WHAT YOU NEED TO DO:
Please pull out each line of the items below that contains the string "heading" and copy it in full. Matching is case-sensitive.

DATA LISTING:
■ ■ ■ ■

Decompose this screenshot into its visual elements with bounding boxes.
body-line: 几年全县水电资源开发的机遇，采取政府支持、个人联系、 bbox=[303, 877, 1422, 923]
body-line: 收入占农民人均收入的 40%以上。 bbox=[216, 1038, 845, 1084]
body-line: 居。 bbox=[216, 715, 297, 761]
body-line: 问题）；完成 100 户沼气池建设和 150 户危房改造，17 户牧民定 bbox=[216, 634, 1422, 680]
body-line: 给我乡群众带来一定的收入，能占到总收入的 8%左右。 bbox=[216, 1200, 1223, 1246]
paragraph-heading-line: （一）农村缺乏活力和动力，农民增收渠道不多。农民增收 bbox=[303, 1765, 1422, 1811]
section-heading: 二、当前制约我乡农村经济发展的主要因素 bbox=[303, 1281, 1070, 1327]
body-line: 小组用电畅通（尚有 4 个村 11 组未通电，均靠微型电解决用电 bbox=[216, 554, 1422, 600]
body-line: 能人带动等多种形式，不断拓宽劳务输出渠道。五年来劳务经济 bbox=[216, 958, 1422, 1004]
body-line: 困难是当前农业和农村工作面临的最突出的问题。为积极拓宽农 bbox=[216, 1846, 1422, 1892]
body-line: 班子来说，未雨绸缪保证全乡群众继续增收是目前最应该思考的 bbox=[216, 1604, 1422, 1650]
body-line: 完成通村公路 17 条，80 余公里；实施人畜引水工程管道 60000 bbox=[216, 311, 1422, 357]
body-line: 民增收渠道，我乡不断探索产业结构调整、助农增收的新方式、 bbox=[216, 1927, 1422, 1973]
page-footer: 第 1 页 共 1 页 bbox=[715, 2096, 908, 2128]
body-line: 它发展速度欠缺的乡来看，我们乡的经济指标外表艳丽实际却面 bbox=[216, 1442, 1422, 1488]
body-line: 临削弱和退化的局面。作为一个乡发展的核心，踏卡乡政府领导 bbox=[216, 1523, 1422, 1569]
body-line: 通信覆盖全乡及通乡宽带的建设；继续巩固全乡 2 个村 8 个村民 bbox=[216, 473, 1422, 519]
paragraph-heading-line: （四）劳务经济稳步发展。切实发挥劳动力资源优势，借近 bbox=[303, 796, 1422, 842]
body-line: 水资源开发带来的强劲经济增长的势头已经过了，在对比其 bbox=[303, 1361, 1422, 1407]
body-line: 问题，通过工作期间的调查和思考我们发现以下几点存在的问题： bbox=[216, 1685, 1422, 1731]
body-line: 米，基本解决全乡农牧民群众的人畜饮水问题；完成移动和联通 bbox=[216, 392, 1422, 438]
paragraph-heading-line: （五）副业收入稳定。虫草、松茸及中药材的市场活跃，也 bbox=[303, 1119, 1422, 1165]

■ ■ ■ ■

ANSWER TO THE PROBLEM:
paragraph-heading-line: （一）农村缺乏活力和动力，农民增收渠道不多。农民增收 bbox=[303, 1765, 1422, 1811]
section-heading: 二、当前制约我乡农村经济发展的主要因素 bbox=[303, 1281, 1070, 1327]
paragraph-heading-line: （四）劳务经济稳步发展。切实发挥劳动力资源优势，借近 bbox=[303, 796, 1422, 842]
paragraph-heading-line: （五）副业收入稳定。虫草、松茸及中药材的市场活跃，也 bbox=[303, 1119, 1422, 1165]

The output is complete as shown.